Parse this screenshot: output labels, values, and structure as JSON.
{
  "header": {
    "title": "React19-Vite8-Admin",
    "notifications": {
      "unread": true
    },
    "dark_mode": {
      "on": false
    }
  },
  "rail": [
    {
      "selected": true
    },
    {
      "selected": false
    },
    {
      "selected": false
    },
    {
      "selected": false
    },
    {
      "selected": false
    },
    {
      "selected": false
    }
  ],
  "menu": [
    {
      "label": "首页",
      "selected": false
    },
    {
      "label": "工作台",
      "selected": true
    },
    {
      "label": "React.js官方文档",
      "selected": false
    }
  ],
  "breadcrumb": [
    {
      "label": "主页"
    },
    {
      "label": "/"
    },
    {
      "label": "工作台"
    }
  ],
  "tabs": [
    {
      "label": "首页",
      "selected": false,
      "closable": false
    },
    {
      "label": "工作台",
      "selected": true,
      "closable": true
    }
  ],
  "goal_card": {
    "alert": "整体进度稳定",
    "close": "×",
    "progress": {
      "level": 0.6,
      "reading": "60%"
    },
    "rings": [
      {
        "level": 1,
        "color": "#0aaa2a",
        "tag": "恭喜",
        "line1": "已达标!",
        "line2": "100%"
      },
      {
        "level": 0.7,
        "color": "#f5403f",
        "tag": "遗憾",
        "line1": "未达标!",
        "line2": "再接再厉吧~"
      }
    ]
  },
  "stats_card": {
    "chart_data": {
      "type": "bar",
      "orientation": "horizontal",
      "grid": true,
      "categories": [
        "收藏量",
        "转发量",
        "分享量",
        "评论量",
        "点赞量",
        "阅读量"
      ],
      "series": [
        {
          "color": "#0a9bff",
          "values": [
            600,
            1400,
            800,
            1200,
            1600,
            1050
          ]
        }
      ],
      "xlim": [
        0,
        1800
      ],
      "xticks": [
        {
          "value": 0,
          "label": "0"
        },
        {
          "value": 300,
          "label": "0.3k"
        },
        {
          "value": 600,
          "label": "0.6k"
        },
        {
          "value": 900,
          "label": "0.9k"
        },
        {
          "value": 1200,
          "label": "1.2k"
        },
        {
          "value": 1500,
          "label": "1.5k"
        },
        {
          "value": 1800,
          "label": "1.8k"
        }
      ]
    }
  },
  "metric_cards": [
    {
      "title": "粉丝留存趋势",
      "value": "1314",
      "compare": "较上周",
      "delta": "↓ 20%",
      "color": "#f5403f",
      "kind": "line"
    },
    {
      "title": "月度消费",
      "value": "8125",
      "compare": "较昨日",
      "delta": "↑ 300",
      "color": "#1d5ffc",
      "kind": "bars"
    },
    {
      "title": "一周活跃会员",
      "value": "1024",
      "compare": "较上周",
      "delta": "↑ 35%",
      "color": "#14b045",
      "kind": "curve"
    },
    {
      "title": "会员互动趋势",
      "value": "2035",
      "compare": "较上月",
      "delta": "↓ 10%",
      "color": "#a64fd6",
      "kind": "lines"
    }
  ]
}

※

■ **EXERCISE AIM**
Reproduce the material above exactly; please quote every line of it.

■ **SOLUTION FOR THIS PROBLEM**
Parse this screenshot: output labels, values, and structure as JSON.
{
  "header": {
    "title": "React19-Vite8-Admin",
    "notifications": {
      "unread": true
    },
    "dark_mode": {
      "on": false
    }
  },
  "rail": [
    {
      "selected": true
    },
    {
      "selected": false
    },
    {
      "selected": false
    },
    {
      "selected": false
    },
    {
      "selected": false
    },
    {
      "selected": false
    }
  ],
  "menu": [
    {
      "label": "首页",
      "selected": false
    },
    {
      "label": "工作台",
      "selected": true
    },
    {
      "label": "React.js官方文档",
      "selected": false
    }
  ],
  "breadcrumb": [
    {
      "label": "主页"
    },
    {
      "label": "/"
    },
    {
      "label": "工作台"
    }
  ],
  "tabs": [
    {
      "label": "首页",
      "selected": false,
      "closable": false
    },
    {
      "label": "工作台",
      "selected": true,
      "closable": true
    }
  ],
  "goal_card": {
    "alert": "整体进度稳定",
    "close": "×",
    "progress": {
      "level": 0.6,
      "reading": "60%"
    },
    "rings": [
      {
        "level": 1,
        "color": "#0aaa2a",
        "tag": "恭喜",
        "line1": "已达标!",
        "line2": "100%"
      },
      {
        "level": 0.7,
        "color": "#f5403f",
        "tag": "遗憾",
        "line1": "未达标!",
        "line2": "再接再厉吧~"
      }
    ]
  },
  "stats_card": {
    "chart_data": {
      "type": "bar",
      "orientation": "horizontal",
      "grid": true,
      "categories": [
        "收藏量",
        "转发量",
        "分享量",
        "评论量",
        "点赞量",
        "阅读量"
      ],
      "series": [
        {
          "color": "#0a9bff",
          "values": [
            600,
            1400,
            800,
            1200,
            1600,
            1050
          ]
        }
      ],
      "xlim": [
        0,
        1800
      ],
      "xticks": [
        {
          "value": 0,
          "label": "0"
        },
        {
          "value": 300,
          "label": "0.3k"
        },
        {
          "value": 600,
          "label": "0.6k"
        },
        {
          "value": 900,
          "label": "0.9k"
        },
        {
          "value": 1200,
          "label": "1.2k"
        },
        {
          "value": 1500,
          "label": "1.5k"
        },
        {
          "value": 1800,
          "label": "1.8k"
        }
      ]
    }
  },
  "metric_cards": [
    {
      "title": "粉丝留存趋势",
      "value": "1314",
      "compare": "较上周",
      "delta": "↓ 20%",
      "color": "#f5403f",
      "kind": "line"
    },
    {
      "title": "月度消费",
      "value": "8125",
      "compare": "较昨日",
      "delta": "↑ 300",
      "color": "#1d5ffc",
      "kind": "bars"
    },
    {
      "title": "一周活跃会员",
      "value": "1024",
      "compare": "较上周",
      "delta": "↑ 35%",
      "color": "#14b045",
      "kind": "curve"
    },
    {
      "title": "会员互动趋势",
      "value": "2035",
      "compare": "较上月",
      "delta": "↓ 10%",
      "color": "#a64fd6",
      "kind": "lines"
    }
  ]
}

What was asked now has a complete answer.